> **The task**: All lines below must be repeated exactly, with the pictures omitted.
[START Record extracts]
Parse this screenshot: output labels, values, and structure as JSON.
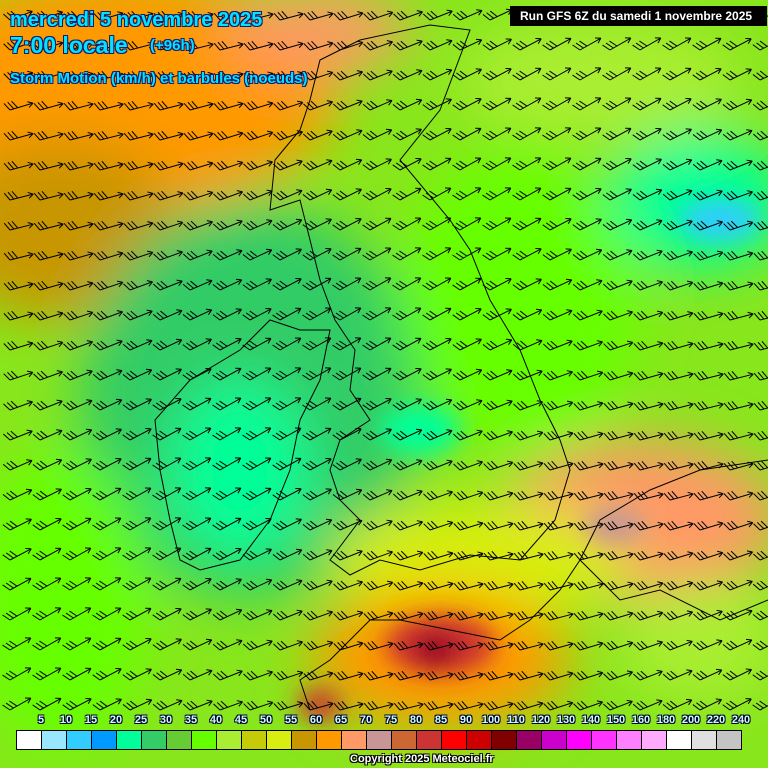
{
  "header": {
    "date": "mercredi 5 novembre 2025",
    "time": "7:00 locale",
    "lead": "(+96h)",
    "parameter": "Storm Motion (km/h) et barbules (noeuds)",
    "run": "Run GFS 6Z du samedi 1 novembre 2025"
  },
  "legend": {
    "labels": [
      "5",
      "10",
      "15",
      "20",
      "25",
      "30",
      "35",
      "40",
      "45",
      "50",
      "55",
      "60",
      "65",
      "70",
      "75",
      "80",
      "85",
      "90",
      "100",
      "110",
      "120",
      "130",
      "140",
      "150",
      "160",
      "180",
      "200",
      "220",
      "240"
    ],
    "colors": [
      "#ffffff",
      "#99e6ff",
      "#33ccff",
      "#0099ff",
      "#00ff99",
      "#33cc66",
      "#66cc33",
      "#66ff00",
      "#aaee33",
      "#c4cc0a",
      "#d8ee10",
      "#c89600",
      "#ff9900",
      "#ff9966",
      "#c89696",
      "#cc6633",
      "#cc3333",
      "#ff0000",
      "#cc0000",
      "#800000",
      "#990066",
      "#cc00cc",
      "#ff00ff",
      "#ff33ff",
      "#ff80ff",
      "#ffaaff",
      "#ffffff",
      "#e0e0e0",
      "#c4c4c4"
    ]
  },
  "copyright": "Copyright 2025 Meteociel.fr"
}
[END Record extracts]
> **Finished task**:
Parse this screenshot: output labels, values, and structure as JSON.
{
  "header": {
    "date": "mercredi 5 novembre 2025",
    "time": "7:00 locale",
    "lead": "(+96h)",
    "parameter": "Storm Motion (km/h) et barbules (noeuds)",
    "run": "Run GFS 6Z du samedi 1 novembre 2025"
  },
  "legend": {
    "labels": [
      "5",
      "10",
      "15",
      "20",
      "25",
      "30",
      "35",
      "40",
      "45",
      "50",
      "55",
      "60",
      "65",
      "70",
      "75",
      "80",
      "85",
      "90",
      "100",
      "110",
      "120",
      "130",
      "140",
      "150",
      "160",
      "180",
      "200",
      "220",
      "240"
    ],
    "colors": [
      "#ffffff",
      "#99e6ff",
      "#33ccff",
      "#0099ff",
      "#00ff99",
      "#33cc66",
      "#66cc33",
      "#66ff00",
      "#aaee33",
      "#c4cc0a",
      "#d8ee10",
      "#c89600",
      "#ff9900",
      "#ff9966",
      "#c89696",
      "#cc6633",
      "#cc3333",
      "#ff0000",
      "#cc0000",
      "#800000",
      "#990066",
      "#cc00cc",
      "#ff00ff",
      "#ff33ff",
      "#ff80ff",
      "#ffaaff",
      "#ffffff",
      "#e0e0e0",
      "#c4c4c4"
    ]
  },
  "copyright": "Copyright 2025 Meteociel.fr"
}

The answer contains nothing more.